SUPPLIED ENTRIES:
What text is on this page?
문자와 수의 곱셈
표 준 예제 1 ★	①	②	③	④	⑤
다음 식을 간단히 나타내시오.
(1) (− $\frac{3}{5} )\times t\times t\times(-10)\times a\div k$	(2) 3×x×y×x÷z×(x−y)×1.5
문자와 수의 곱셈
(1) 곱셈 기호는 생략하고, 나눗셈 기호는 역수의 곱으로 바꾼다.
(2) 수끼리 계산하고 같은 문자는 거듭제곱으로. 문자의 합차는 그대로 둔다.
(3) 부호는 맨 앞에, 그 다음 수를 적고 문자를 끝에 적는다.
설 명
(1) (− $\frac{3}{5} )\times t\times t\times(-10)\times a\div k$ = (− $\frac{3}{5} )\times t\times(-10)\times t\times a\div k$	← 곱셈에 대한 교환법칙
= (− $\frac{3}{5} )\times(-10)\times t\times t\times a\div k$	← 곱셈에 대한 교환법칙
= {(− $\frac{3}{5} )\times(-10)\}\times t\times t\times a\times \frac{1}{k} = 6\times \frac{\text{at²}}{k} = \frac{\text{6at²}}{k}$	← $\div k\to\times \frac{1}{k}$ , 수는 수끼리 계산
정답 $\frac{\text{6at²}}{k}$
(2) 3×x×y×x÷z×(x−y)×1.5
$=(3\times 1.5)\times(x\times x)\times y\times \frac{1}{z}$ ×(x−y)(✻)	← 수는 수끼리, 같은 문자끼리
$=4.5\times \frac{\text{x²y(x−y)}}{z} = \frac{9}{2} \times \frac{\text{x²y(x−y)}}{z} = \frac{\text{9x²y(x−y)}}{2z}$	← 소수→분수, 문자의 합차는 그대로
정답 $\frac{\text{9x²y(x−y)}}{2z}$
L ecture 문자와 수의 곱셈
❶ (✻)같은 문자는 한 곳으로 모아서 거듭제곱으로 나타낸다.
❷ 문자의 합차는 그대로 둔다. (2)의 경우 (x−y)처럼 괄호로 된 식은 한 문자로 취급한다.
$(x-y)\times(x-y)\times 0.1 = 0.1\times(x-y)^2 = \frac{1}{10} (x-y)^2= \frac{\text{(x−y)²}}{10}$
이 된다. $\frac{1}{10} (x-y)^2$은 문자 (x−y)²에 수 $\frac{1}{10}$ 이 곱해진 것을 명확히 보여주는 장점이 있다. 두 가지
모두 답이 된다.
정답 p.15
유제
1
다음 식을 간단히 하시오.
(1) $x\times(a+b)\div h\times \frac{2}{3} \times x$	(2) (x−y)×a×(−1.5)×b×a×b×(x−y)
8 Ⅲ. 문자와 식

EXERCISE REQUIREMENTS: Filter for "거듭제곱으로". Return all lines that hold it.

EXERCISE OUTPUT:
(2) 수끼리 계산하고 같은 문자는 거듭제곱으로. 문자의 합차는 그대로 둔다.
❶ (✻)같은 문자는 한 곳으로 모아서 거듭제곱으로 나타낸다.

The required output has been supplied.